WHAT THIS TASK INVOLVES:
Copy out every line exactly as given.

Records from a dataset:
☆ ☆ ☆ ☆

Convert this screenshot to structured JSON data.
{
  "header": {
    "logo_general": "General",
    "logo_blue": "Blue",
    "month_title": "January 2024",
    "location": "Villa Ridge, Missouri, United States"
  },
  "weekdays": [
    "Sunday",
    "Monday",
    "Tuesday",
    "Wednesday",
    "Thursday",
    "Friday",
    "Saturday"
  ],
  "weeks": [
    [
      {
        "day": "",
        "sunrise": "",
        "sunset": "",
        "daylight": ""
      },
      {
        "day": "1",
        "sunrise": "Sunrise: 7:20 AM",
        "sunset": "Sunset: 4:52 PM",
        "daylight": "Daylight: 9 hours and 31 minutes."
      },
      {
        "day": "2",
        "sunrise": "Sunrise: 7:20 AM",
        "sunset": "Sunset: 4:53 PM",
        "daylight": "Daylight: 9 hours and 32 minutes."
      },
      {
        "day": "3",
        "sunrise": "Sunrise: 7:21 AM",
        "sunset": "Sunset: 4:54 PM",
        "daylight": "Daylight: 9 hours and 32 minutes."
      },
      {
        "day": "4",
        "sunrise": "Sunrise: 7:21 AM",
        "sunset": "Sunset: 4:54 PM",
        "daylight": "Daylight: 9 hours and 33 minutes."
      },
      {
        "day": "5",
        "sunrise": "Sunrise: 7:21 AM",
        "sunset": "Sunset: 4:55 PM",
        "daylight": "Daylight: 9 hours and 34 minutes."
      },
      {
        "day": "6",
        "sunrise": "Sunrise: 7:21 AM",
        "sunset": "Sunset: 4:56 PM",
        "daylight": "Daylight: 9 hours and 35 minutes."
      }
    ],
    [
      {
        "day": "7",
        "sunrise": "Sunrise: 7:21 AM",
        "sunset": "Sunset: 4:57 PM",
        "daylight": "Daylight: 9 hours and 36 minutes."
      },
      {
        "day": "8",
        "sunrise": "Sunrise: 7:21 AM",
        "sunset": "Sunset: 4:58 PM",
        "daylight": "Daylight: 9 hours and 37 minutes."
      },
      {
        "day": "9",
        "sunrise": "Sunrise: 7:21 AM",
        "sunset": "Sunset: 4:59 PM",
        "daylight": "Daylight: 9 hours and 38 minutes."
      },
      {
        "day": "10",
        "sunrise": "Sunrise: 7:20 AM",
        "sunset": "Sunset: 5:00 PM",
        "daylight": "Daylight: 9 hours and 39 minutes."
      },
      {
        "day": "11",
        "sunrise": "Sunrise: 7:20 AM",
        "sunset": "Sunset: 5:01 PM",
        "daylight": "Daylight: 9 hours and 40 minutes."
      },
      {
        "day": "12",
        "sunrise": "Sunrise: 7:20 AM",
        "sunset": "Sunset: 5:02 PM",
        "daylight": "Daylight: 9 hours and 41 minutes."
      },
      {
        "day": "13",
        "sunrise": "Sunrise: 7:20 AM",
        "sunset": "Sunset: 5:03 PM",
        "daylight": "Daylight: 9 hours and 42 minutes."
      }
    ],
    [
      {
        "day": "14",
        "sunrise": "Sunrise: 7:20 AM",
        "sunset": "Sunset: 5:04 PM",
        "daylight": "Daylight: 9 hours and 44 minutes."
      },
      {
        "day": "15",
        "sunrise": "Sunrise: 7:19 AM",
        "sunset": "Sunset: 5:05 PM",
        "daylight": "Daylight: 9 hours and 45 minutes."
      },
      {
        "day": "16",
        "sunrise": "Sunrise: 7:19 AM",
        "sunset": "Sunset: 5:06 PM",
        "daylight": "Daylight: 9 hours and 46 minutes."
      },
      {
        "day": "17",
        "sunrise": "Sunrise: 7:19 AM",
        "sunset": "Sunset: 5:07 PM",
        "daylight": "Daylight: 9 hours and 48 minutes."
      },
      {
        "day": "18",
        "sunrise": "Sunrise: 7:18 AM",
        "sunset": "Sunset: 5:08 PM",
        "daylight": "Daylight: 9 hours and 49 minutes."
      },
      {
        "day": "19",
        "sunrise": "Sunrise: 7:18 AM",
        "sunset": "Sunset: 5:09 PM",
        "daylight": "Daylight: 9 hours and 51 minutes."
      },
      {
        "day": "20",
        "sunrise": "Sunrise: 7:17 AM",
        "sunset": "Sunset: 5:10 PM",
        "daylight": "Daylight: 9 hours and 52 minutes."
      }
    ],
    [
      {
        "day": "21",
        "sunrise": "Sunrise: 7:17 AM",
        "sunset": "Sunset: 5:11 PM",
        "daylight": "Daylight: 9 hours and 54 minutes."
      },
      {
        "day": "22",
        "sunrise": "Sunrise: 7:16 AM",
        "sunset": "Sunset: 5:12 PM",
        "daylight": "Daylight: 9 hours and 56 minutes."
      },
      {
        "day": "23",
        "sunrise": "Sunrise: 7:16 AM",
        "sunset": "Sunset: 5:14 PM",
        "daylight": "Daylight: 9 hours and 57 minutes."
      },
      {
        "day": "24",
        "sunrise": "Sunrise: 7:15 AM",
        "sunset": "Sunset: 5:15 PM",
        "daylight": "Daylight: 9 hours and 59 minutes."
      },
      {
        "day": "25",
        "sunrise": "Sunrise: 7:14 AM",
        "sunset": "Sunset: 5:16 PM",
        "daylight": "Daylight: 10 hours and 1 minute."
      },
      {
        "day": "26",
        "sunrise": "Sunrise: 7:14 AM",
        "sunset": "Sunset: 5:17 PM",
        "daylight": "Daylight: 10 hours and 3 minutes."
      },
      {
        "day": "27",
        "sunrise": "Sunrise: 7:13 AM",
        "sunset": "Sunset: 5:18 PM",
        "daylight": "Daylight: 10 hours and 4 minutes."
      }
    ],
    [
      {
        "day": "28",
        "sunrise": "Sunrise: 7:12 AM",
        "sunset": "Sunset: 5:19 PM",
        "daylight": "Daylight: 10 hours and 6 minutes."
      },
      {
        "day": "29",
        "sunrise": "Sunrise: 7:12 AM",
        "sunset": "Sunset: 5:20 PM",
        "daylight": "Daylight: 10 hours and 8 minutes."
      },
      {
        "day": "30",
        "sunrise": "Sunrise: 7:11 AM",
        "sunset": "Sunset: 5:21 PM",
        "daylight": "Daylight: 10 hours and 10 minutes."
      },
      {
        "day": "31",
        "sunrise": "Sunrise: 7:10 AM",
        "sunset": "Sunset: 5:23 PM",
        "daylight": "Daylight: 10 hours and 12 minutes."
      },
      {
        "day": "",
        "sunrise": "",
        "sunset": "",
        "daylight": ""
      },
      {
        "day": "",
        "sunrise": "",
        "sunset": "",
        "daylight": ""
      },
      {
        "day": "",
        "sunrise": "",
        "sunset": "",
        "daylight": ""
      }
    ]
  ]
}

☆ ☆ ☆ ☆

ANSWER IN FULL:
Convert this screenshot to structured JSON data.
{
  "header": {
    "logo_general": "General",
    "logo_blue": "Blue",
    "month_title": "January 2024",
    "location": "Villa Ridge, Missouri, United States"
  },
  "weekdays": [
    "Sunday",
    "Monday",
    "Tuesday",
    "Wednesday",
    "Thursday",
    "Friday",
    "Saturday"
  ],
  "weeks": [
    [
      {
        "day": "",
        "sunrise": "",
        "sunset": "",
        "daylight": ""
      },
      {
        "day": "1",
        "sunrise": "Sunrise: 7:20 AM",
        "sunset": "Sunset: 4:52 PM",
        "daylight": "Daylight: 9 hours and 31 minutes."
      },
      {
        "day": "2",
        "sunrise": "Sunrise: 7:20 AM",
        "sunset": "Sunset: 4:53 PM",
        "daylight": "Daylight: 9 hours and 32 minutes."
      },
      {
        "day": "3",
        "sunrise": "Sunrise: 7:21 AM",
        "sunset": "Sunset: 4:54 PM",
        "daylight": "Daylight: 9 hours and 32 minutes."
      },
      {
        "day": "4",
        "sunrise": "Sunrise: 7:21 AM",
        "sunset": "Sunset: 4:54 PM",
        "daylight": "Daylight: 9 hours and 33 minutes."
      },
      {
        "day": "5",
        "sunrise": "Sunrise: 7:21 AM",
        "sunset": "Sunset: 4:55 PM",
        "daylight": "Daylight: 9 hours and 34 minutes."
      },
      {
        "day": "6",
        "sunrise": "Sunrise: 7:21 AM",
        "sunset": "Sunset: 4:56 PM",
        "daylight": "Daylight: 9 hours and 35 minutes."
      }
    ],
    [
      {
        "day": "7",
        "sunrise": "Sunrise: 7:21 AM",
        "sunset": "Sunset: 4:57 PM",
        "daylight": "Daylight: 9 hours and 36 minutes."
      },
      {
        "day": "8",
        "sunrise": "Sunrise: 7:21 AM",
        "sunset": "Sunset: 4:58 PM",
        "daylight": "Daylight: 9 hours and 37 minutes."
      },
      {
        "day": "9",
        "sunrise": "Sunrise: 7:21 AM",
        "sunset": "Sunset: 4:59 PM",
        "daylight": "Daylight: 9 hours and 38 minutes."
      },
      {
        "day": "10",
        "sunrise": "Sunrise: 7:20 AM",
        "sunset": "Sunset: 5:00 PM",
        "daylight": "Daylight: 9 hours and 39 minutes."
      },
      {
        "day": "11",
        "sunrise": "Sunrise: 7:20 AM",
        "sunset": "Sunset: 5:01 PM",
        "daylight": "Daylight: 9 hours and 40 minutes."
      },
      {
        "day": "12",
        "sunrise": "Sunrise: 7:20 AM",
        "sunset": "Sunset: 5:02 PM",
        "daylight": "Daylight: 9 hours and 41 minutes."
      },
      {
        "day": "13",
        "sunrise": "Sunrise: 7:20 AM",
        "sunset": "Sunset: 5:03 PM",
        "daylight": "Daylight: 9 hours and 42 minutes."
      }
    ],
    [
      {
        "day": "14",
        "sunrise": "Sunrise: 7:20 AM",
        "sunset": "Sunset: 5:04 PM",
        "daylight": "Daylight: 9 hours and 44 minutes."
      },
      {
        "day": "15",
        "sunrise": "Sunrise: 7:19 AM",
        "sunset": "Sunset: 5:05 PM",
        "daylight": "Daylight: 9 hours and 45 minutes."
      },
      {
        "day": "16",
        "sunrise": "Sunrise: 7:19 AM",
        "sunset": "Sunset: 5:06 PM",
        "daylight": "Daylight: 9 hours and 46 minutes."
      },
      {
        "day": "17",
        "sunrise": "Sunrise: 7:19 AM",
        "sunset": "Sunset: 5:07 PM",
        "daylight": "Daylight: 9 hours and 48 minutes."
      },
      {
        "day": "18",
        "sunrise": "Sunrise: 7:18 AM",
        "sunset": "Sunset: 5:08 PM",
        "daylight": "Daylight: 9 hours and 49 minutes."
      },
      {
        "day": "19",
        "sunrise": "Sunrise: 7:18 AM",
        "sunset": "Sunset: 5:09 PM",
        "daylight": "Daylight: 9 hours and 51 minutes."
      },
      {
        "day": "20",
        "sunrise": "Sunrise: 7:17 AM",
        "sunset": "Sunset: 5:10 PM",
        "daylight": "Daylight: 9 hours and 52 minutes."
      }
    ],
    [
      {
        "day": "21",
        "sunrise": "Sunrise: 7:17 AM",
        "sunset": "Sunset: 5:11 PM",
        "daylight": "Daylight: 9 hours and 54 minutes."
      },
      {
        "day": "22",
        "sunrise": "Sunrise: 7:16 AM",
        "sunset": "Sunset: 5:12 PM",
        "daylight": "Daylight: 9 hours and 56 minutes."
      },
      {
        "day": "23",
        "sunrise": "Sunrise: 7:16 AM",
        "sunset": "Sunset: 5:14 PM",
        "daylight": "Daylight: 9 hours and 57 minutes."
      },
      {
        "day": "24",
        "sunrise": "Sunrise: 7:15 AM",
        "sunset": "Sunset: 5:15 PM",
        "daylight": "Daylight: 9 hours and 59 minutes."
      },
      {
        "day": "25",
        "sunrise": "Sunrise: 7:14 AM",
        "sunset": "Sunset: 5:16 PM",
        "daylight": "Daylight: 10 hours and 1 minute."
      },
      {
        "day": "26",
        "sunrise": "Sunrise: 7:14 AM",
        "sunset": "Sunset: 5:17 PM",
        "daylight": "Daylight: 10 hours and 3 minutes."
      },
      {
        "day": "27",
        "sunrise": "Sunrise: 7:13 AM",
        "sunset": "Sunset: 5:18 PM",
        "daylight": "Daylight: 10 hours and 4 minutes."
      }
    ],
    [
      {
        "day": "28",
        "sunrise": "Sunrise: 7:12 AM",
        "sunset": "Sunset: 5:19 PM",
        "daylight": "Daylight: 10 hours and 6 minutes."
      },
      {
        "day": "29",
        "sunrise": "Sunrise: 7:12 AM",
        "sunset": "Sunset: 5:20 PM",
        "daylight": "Daylight: 10 hours and 8 minutes."
      },
      {
        "day": "30",
        "sunrise": "Sunrise: 7:11 AM",
        "sunset": "Sunset: 5:21 PM",
        "daylight": "Daylight: 10 hours and 10 minutes."
      },
      {
        "day": "31",
        "sunrise": "Sunrise: 7:10 AM",
        "sunset": "Sunset: 5:23 PM",
        "daylight": "Daylight: 10 hours and 12 minutes."
      },
      {
        "day": "",
        "sunrise": "",
        "sunset": "",
        "daylight": ""
      },
      {
        "day": "",
        "sunrise": "",
        "sunset": "",
        "daylight": ""
      },
      {
        "day": "",
        "sunrise": "",
        "sunset": "",
        "daylight": ""
      }
    ]
  ]
}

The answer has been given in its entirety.